_PROBLEM STATEMENT_
From the entries below, copy every line that holds the word "name".

Entries from a dataset
● ● ● ● ● ● ●
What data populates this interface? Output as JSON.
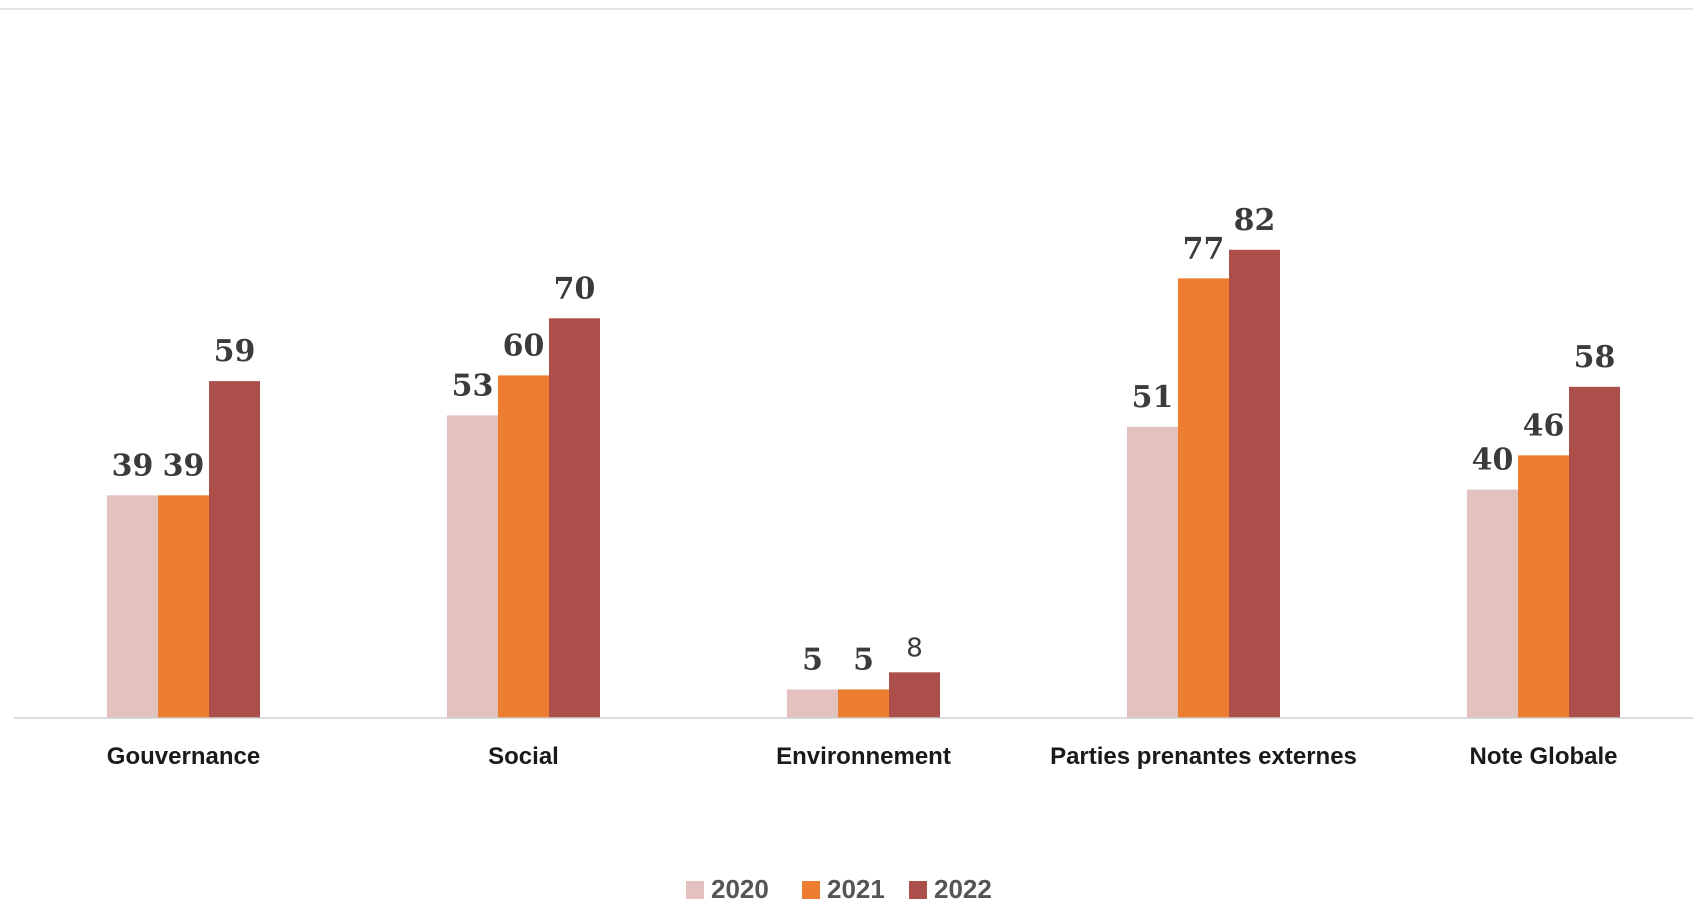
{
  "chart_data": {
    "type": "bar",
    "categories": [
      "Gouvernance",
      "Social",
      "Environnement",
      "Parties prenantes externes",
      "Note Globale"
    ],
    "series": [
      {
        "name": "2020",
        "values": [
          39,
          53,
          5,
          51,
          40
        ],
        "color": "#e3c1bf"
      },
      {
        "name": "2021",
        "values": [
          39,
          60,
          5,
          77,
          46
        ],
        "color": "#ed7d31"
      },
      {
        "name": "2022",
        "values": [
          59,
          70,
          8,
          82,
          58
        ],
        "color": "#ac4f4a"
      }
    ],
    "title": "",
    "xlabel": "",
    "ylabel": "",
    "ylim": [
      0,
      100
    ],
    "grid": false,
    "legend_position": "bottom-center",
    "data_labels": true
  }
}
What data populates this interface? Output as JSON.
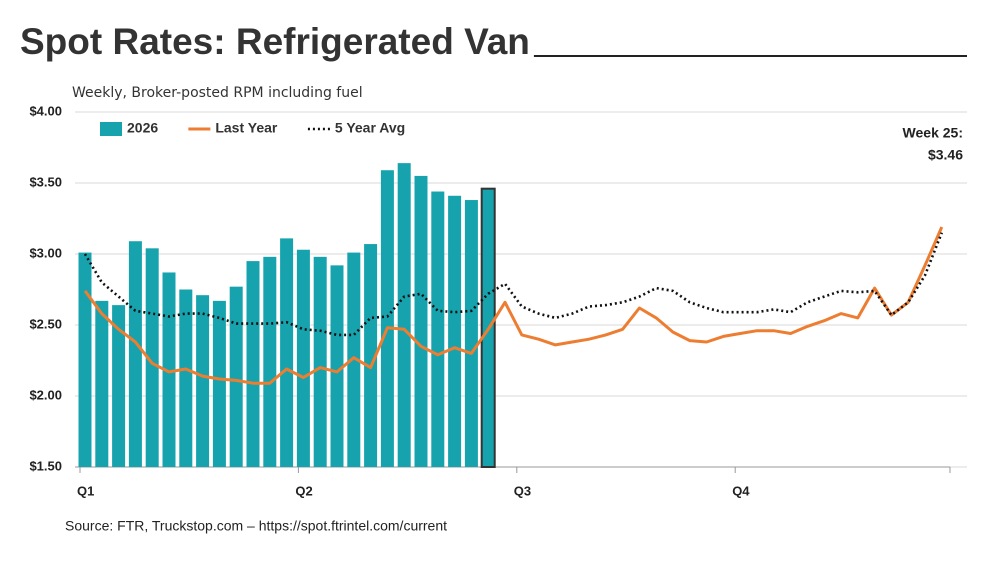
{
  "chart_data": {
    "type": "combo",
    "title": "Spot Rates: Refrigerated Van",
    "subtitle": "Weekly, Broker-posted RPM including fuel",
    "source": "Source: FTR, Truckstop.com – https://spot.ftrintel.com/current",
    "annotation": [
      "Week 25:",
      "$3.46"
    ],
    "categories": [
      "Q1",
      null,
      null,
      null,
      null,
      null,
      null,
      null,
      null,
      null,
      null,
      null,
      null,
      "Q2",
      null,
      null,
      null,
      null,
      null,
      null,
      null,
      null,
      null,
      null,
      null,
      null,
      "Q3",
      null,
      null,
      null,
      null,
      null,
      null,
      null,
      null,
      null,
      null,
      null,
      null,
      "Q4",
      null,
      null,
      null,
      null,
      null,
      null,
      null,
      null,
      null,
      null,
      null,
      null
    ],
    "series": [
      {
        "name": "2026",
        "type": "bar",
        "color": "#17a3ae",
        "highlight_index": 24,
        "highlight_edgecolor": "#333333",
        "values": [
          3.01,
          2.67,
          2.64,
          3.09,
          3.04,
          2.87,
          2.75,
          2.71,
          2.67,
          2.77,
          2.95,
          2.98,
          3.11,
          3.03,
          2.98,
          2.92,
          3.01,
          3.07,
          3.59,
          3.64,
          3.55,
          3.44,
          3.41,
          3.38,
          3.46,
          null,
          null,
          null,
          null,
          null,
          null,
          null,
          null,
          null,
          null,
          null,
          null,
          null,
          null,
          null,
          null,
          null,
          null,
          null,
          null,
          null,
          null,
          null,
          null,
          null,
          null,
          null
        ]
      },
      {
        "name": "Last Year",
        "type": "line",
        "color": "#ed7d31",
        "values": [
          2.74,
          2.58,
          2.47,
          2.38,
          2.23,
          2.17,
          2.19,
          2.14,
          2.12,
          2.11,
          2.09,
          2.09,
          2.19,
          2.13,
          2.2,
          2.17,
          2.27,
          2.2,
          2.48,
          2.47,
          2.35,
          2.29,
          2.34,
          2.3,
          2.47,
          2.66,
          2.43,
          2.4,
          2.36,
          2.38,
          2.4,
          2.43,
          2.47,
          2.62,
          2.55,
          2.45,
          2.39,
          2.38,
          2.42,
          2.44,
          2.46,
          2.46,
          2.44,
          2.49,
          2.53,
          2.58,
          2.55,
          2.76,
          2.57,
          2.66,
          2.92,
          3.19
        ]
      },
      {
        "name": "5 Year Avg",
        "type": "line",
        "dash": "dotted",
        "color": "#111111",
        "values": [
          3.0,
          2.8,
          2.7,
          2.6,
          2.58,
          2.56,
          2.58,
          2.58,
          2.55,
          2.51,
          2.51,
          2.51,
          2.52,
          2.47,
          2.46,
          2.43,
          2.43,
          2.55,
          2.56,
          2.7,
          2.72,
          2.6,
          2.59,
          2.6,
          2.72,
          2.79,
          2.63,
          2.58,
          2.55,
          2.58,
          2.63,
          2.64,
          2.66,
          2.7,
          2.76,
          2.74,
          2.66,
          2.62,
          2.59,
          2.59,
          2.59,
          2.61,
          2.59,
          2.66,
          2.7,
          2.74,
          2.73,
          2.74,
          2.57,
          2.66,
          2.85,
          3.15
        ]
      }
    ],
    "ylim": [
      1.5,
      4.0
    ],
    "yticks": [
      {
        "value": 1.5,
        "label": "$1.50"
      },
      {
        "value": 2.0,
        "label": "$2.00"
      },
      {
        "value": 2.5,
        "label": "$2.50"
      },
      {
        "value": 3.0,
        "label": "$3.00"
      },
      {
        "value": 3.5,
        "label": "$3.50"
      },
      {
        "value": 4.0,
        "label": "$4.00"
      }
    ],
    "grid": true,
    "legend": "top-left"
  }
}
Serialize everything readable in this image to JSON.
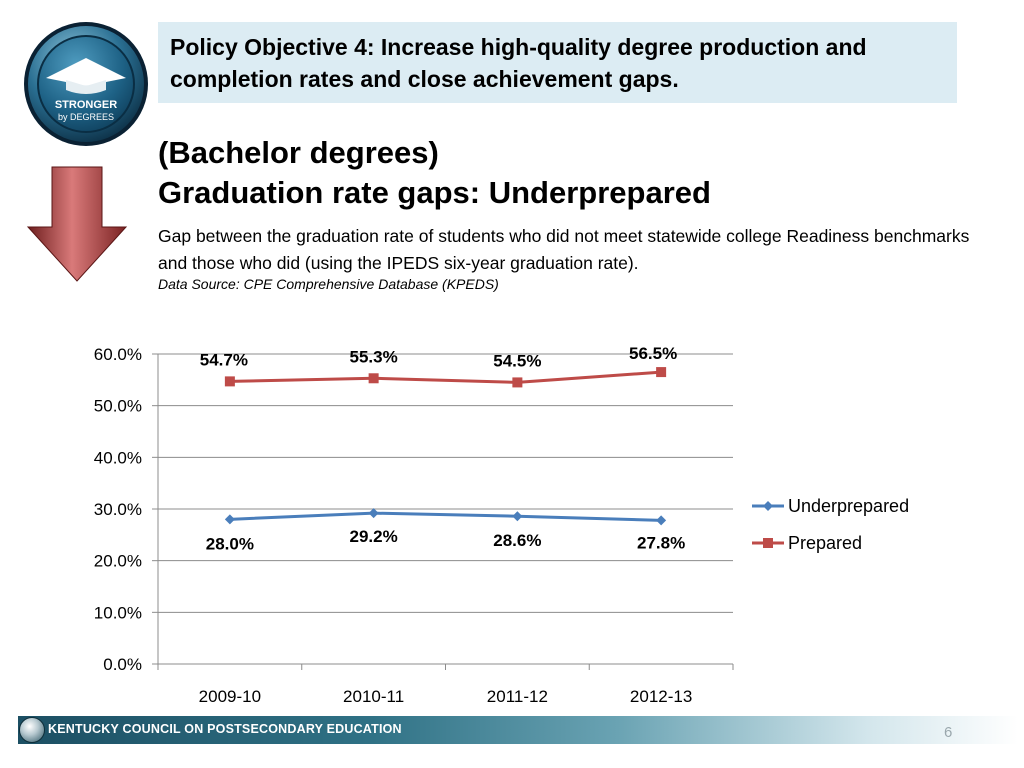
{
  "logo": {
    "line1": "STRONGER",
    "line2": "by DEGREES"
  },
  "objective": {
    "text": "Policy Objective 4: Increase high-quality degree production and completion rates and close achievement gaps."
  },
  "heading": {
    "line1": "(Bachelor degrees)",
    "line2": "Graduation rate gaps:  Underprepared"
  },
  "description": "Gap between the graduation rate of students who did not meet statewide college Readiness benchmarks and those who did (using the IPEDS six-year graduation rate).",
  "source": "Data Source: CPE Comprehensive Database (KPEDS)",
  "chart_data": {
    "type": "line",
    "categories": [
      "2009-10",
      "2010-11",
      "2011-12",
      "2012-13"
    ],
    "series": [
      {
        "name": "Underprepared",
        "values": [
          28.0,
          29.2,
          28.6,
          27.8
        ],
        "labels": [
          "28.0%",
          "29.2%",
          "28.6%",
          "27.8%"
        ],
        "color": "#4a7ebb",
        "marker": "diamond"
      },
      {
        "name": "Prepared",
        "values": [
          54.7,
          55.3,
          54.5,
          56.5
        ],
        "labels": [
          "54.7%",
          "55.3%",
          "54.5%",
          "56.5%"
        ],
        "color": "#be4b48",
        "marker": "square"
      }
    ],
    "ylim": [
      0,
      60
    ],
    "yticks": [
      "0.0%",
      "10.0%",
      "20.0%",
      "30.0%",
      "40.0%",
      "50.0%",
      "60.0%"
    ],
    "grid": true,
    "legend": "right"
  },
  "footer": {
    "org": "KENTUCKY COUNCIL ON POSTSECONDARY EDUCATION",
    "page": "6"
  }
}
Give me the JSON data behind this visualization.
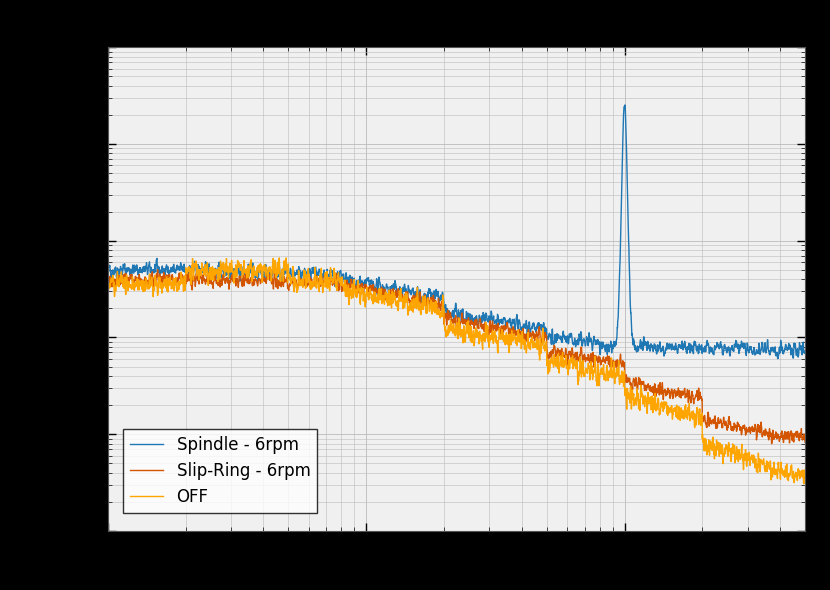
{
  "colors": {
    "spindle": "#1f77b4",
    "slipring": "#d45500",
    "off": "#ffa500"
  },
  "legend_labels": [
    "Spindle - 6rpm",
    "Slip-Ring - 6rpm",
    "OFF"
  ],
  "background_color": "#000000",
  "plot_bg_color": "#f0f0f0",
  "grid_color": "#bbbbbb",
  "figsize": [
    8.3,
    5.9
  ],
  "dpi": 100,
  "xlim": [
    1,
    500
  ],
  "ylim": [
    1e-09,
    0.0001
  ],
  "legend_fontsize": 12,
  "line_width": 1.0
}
● ● ● ● ● ● ●
_SOLUTION_
        "name": "2020",
        "name": "2021",
        "name": "2022",
        "name": "2026",
        "name": "Last Year",
        "name": "5 Year Avg",
        "name": "Underprepared",
        "name": "Prepared",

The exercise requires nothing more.